Copy the data word for word, keeping every line.

**Data records:**
=======
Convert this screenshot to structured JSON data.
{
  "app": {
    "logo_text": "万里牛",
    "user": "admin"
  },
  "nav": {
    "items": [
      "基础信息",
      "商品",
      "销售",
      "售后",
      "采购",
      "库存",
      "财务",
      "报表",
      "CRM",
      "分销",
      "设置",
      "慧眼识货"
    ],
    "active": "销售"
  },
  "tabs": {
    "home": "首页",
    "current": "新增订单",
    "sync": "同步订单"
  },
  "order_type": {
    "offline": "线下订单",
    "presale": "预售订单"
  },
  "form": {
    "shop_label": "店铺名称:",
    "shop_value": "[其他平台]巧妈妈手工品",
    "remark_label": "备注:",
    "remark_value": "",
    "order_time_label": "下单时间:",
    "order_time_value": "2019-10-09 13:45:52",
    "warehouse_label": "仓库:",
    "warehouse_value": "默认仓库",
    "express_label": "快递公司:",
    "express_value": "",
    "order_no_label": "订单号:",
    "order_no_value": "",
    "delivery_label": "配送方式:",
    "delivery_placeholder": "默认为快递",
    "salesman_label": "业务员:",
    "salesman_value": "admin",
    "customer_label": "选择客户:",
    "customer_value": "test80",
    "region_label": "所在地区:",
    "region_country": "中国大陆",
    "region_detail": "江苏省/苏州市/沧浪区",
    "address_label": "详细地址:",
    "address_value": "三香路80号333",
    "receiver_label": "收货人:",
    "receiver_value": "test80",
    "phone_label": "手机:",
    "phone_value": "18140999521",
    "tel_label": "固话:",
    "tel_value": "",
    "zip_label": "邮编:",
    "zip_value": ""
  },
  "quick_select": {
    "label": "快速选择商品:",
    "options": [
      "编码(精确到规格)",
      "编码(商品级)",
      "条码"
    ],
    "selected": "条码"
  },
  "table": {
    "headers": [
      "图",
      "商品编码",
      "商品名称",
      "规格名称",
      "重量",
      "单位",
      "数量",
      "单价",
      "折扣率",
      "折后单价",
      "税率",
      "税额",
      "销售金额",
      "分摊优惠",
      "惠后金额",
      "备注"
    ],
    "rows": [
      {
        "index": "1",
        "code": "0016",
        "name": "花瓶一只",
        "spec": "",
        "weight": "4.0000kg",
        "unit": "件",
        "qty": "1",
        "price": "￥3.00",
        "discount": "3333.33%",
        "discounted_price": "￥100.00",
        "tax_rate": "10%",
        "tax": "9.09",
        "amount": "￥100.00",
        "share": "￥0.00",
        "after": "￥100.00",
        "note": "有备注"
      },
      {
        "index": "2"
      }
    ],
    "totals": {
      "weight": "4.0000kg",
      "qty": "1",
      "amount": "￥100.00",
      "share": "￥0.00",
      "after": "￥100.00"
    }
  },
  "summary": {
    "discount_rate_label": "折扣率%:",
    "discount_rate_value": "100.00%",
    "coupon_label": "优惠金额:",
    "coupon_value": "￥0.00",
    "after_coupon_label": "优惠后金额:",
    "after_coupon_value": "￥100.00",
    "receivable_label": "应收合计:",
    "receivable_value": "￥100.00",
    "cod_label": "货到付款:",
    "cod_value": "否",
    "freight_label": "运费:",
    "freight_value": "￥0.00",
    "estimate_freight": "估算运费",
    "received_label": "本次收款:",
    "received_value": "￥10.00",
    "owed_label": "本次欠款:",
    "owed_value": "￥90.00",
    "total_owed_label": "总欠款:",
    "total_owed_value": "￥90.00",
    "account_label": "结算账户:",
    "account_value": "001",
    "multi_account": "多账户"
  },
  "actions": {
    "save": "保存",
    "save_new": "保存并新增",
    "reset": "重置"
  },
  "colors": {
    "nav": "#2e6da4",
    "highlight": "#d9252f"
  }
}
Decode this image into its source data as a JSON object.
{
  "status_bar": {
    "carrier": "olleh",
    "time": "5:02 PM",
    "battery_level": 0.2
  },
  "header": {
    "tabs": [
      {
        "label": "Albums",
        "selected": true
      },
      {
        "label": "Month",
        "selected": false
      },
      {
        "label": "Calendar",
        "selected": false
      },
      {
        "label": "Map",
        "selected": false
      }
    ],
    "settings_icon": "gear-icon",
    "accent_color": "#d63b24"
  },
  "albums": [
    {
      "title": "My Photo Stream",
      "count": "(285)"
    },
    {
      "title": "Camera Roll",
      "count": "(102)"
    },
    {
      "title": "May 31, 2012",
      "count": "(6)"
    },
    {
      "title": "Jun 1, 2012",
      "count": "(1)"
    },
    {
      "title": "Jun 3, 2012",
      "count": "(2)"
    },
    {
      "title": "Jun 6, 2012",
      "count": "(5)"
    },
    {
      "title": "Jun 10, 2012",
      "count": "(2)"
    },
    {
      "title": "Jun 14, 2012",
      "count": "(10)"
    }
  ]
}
=======
**Solution to this exercise:**
Convert this screenshot to structured JSON data.
{
  "app": {
    "logo_text": "万里牛",
    "user": "admin"
  },
  "nav": {
    "items": [
      "基础信息",
      "商品",
      "销售",
      "售后",
      "采购",
      "库存",
      "财务",
      "报表",
      "CRM",
      "分销",
      "设置",
      "慧眼识货"
    ],
    "active": "销售"
  },
  "tabs": {
    "home": "首页",
    "current": "新增订单",
    "sync": "同步订单"
  },
  "order_type": {
    "offline": "线下订单",
    "presale": "预售订单"
  },
  "form": {
    "shop_label": "店铺名称:",
    "shop_value": "[其他平台]巧妈妈手工品",
    "remark_label": "备注:",
    "remark_value": "",
    "order_time_label": "下单时间:",
    "order_time_value": "2019-10-09 13:45:52",
    "warehouse_label": "仓库:",
    "warehouse_value": "默认仓库",
    "express_label": "快递公司:",
    "express_value": "",
    "order_no_label": "订单号:",
    "order_no_value": "",
    "delivery_label": "配送方式:",
    "delivery_placeholder": "默认为快递",
    "salesman_label": "业务员:",
    "salesman_value": "admin",
    "customer_label": "选择客户:",
    "customer_value": "test80",
    "region_label": "所在地区:",
    "region_country": "中国大陆",
    "region_detail": "江苏省/苏州市/沧浪区",
    "address_label": "详细地址:",
    "address_value": "三香路80号333",
    "receiver_label": "收货人:",
    "receiver_value": "test80",
    "phone_label": "手机:",
    "phone_value": "18140999521",
    "tel_label": "固话:",
    "tel_value": "",
    "zip_label": "邮编:",
    "zip_value": ""
  },
  "quick_select": {
    "label": "快速选择商品:",
    "options": [
      "编码(精确到规格)",
      "编码(商品级)",
      "条码"
    ],
    "selected": "条码"
  },
  "table": {
    "headers": [
      "图",
      "商品编码",
      "商品名称",
      "规格名称",
      "重量",
      "单位",
      "数量",
      "单价",
      "折扣率",
      "折后单价",
      "税率",
      "税额",
      "销售金额",
      "分摊优惠",
      "惠后金额",
      "备注"
    ],
    "rows": [
      {
        "index": "1",
        "code": "0016",
        "name": "花瓶一只",
        "spec": "",
        "weight": "4.0000kg",
        "unit": "件",
        "qty": "1",
        "price": "￥3.00",
        "discount": "3333.33%",
        "discounted_price": "￥100.00",
        "tax_rate": "10%",
        "tax": "9.09",
        "amount": "￥100.00",
        "share": "￥0.00",
        "after": "￥100.00",
        "note": "有备注"
      },
      {
        "index": "2"
      }
    ],
    "totals": {
      "weight": "4.0000kg",
      "qty": "1",
      "amount": "￥100.00",
      "share": "￥0.00",
      "after": "￥100.00"
    }
  },
  "summary": {
    "discount_rate_label": "折扣率%:",
    "discount_rate_value": "100.00%",
    "coupon_label": "优惠金额:",
    "coupon_value": "￥0.00",
    "after_coupon_label": "优惠后金额:",
    "after_coupon_value": "￥100.00",
    "receivable_label": "应收合计:",
    "receivable_value": "￥100.00",
    "cod_label": "货到付款:",
    "cod_value": "否",
    "freight_label": "运费:",
    "freight_value": "￥0.00",
    "estimate_freight": "估算运费",
    "received_label": "本次收款:",
    "received_value": "￥10.00",
    "owed_label": "本次欠款:",
    "owed_value": "￥90.00",
    "total_owed_label": "总欠款:",
    "total_owed_value": "￥90.00",
    "account_label": "结算账户:",
    "account_value": "001",
    "multi_account": "多账户"
  },
  "actions": {
    "save": "保存",
    "save_new": "保存并新增",
    "reset": "重置"
  },
  "colors": {
    "nav": "#2e6da4",
    "highlight": "#d9252f"
  }
}
Decode this image into its source data as a JSON object.
{
  "status_bar": {
    "carrier": "olleh",
    "time": "5:02 PM",
    "battery_level": 0.2
  },
  "header": {
    "tabs": [
      {
        "label": "Albums",
        "selected": true
      },
      {
        "label": "Month",
        "selected": false
      },
      {
        "label": "Calendar",
        "selected": false
      },
      {
        "label": "Map",
        "selected": false
      }
    ],
    "settings_icon": "gear-icon",
    "accent_color": "#d63b24"
  },
  "albums": [
    {
      "title": "My Photo Stream",
      "count": "(285)"
    },
    {
      "title": "Camera Roll",
      "count": "(102)"
    },
    {
      "title": "May 31, 2012",
      "count": "(6)"
    },
    {
      "title": "Jun 1, 2012",
      "count": "(1)"
    },
    {
      "title": "Jun 3, 2012",
      "count": "(2)"
    },
    {
      "title": "Jun 6, 2012",
      "count": "(5)"
    },
    {
      "title": "Jun 10, 2012",
      "count": "(2)"
    },
    {
      "title": "Jun 14, 2012",
      "count": "(10)"
    }
  ]
}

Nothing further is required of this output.